Excerpted records

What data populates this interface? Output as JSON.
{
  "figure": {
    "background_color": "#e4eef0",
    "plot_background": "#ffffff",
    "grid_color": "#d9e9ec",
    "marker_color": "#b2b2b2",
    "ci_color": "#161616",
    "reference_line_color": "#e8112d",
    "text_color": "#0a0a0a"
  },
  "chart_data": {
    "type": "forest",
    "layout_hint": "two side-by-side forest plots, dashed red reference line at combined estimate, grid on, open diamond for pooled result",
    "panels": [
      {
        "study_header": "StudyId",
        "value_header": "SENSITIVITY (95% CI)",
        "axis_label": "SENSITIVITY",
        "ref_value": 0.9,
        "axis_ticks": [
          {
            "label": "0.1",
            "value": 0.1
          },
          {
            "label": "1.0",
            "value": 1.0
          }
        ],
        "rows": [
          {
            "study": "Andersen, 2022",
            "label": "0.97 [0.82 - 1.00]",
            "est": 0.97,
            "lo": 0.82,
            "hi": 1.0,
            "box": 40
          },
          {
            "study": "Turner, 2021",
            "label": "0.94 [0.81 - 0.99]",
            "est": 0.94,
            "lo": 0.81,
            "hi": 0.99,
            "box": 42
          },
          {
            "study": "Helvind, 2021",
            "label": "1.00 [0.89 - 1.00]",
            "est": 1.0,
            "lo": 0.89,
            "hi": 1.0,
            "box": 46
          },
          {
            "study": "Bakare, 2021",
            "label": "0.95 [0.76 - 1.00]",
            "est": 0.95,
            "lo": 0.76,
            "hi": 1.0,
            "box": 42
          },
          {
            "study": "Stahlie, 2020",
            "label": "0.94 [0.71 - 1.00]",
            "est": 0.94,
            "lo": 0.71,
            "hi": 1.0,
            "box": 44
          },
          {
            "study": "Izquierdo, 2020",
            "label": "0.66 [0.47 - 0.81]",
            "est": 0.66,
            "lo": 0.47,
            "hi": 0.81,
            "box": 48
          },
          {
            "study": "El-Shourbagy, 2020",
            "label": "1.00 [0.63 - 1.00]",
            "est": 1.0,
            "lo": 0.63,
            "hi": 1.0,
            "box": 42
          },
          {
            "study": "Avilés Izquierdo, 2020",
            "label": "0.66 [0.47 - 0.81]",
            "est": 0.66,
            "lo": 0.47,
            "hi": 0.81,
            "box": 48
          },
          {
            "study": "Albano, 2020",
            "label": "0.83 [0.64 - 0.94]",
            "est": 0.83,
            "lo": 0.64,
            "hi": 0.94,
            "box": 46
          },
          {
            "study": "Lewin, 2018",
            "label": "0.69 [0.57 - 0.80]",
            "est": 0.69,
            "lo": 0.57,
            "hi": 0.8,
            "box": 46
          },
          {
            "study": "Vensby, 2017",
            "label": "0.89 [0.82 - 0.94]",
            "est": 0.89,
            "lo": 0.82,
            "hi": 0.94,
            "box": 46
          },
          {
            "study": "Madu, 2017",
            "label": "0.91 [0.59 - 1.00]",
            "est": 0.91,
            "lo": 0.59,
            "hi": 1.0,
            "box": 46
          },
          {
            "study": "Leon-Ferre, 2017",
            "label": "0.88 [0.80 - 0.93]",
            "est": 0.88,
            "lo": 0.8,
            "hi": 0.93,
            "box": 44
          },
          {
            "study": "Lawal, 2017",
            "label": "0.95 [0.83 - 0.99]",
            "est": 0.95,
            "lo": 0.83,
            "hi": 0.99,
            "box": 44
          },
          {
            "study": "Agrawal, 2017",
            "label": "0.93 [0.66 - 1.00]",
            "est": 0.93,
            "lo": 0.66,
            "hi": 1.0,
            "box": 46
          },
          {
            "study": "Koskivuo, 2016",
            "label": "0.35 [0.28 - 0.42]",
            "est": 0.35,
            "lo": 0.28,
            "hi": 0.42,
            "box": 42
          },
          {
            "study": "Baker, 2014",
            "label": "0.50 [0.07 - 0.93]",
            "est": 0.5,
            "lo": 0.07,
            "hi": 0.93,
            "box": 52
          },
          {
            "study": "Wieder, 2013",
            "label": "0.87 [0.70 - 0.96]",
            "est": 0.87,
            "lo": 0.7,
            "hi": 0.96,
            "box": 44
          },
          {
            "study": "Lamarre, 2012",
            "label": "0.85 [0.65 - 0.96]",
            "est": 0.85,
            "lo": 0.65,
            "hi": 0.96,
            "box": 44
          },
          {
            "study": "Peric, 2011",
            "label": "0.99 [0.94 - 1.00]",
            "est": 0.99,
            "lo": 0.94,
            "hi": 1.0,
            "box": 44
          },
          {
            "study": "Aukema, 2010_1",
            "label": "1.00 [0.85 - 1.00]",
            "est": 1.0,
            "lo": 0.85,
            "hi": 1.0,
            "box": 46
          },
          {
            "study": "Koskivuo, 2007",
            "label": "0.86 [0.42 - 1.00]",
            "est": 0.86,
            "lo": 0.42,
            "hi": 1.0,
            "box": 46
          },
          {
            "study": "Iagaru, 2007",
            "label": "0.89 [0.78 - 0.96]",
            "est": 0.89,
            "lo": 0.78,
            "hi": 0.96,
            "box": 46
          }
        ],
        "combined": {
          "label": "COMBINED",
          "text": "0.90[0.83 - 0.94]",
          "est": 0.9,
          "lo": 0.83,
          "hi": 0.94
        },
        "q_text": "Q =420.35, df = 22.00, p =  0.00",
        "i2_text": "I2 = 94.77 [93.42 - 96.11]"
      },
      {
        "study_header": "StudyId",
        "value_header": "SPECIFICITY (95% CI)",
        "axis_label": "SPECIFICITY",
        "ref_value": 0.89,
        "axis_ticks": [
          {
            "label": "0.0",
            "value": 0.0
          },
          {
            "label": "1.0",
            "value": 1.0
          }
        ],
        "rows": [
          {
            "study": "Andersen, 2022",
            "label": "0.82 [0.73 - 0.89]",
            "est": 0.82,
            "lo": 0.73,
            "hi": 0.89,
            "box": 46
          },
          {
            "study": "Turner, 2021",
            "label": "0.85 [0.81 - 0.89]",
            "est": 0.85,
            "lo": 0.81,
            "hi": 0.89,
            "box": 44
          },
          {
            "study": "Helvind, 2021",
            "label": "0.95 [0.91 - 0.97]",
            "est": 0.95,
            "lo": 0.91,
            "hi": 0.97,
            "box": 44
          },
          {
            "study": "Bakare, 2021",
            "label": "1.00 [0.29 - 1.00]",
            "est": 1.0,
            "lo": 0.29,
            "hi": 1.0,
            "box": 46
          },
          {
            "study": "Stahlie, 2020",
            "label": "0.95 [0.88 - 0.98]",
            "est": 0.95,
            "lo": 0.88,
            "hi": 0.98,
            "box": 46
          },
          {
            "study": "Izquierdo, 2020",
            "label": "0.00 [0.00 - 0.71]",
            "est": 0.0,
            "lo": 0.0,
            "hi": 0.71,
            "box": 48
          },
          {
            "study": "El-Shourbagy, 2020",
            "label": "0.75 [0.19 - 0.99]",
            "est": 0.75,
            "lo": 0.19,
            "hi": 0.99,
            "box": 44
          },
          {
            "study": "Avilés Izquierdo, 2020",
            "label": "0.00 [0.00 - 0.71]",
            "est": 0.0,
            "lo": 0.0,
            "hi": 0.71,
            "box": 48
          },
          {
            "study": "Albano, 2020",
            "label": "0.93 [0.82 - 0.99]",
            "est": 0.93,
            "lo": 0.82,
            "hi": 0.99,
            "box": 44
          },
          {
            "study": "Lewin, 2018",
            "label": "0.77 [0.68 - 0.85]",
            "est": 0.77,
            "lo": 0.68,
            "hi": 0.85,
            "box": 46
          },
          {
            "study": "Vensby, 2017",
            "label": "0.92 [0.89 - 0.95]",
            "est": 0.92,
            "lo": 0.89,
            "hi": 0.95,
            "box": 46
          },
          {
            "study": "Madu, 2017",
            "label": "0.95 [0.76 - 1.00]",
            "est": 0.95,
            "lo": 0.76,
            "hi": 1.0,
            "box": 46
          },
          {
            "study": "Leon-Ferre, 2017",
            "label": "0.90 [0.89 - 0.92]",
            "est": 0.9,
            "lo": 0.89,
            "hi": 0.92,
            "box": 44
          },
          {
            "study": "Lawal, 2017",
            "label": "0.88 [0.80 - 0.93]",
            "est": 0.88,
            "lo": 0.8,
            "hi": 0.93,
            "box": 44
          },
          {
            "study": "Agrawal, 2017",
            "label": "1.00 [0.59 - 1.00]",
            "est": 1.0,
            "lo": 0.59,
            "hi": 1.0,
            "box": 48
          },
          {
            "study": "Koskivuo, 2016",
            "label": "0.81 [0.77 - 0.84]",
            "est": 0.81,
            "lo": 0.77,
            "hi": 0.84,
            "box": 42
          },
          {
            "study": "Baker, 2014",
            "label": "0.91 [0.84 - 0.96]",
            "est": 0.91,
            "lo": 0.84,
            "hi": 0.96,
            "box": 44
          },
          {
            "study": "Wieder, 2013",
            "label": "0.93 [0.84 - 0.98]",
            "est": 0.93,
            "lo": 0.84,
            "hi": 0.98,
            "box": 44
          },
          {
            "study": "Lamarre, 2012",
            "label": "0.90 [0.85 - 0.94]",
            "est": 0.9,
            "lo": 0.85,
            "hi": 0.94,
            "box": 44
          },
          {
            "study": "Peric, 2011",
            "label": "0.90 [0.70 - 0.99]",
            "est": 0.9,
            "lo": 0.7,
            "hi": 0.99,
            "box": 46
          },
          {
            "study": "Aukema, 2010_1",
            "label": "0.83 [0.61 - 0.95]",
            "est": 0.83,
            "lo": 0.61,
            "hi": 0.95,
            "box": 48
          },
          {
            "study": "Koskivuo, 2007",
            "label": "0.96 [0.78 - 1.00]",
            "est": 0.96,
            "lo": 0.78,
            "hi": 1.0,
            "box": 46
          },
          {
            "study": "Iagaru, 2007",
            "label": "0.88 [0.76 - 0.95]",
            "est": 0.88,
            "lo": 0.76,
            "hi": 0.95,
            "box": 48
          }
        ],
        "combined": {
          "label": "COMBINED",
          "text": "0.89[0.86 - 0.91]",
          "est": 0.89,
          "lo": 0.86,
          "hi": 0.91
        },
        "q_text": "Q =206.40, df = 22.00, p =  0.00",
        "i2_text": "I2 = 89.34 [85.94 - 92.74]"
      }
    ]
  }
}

Work required
Extract from the data every line where "SENSITIVITY" shows up.

Solution
        "value_header": "SENSITIVITY (95% CI)",
        "axis_label": "SENSITIVITY",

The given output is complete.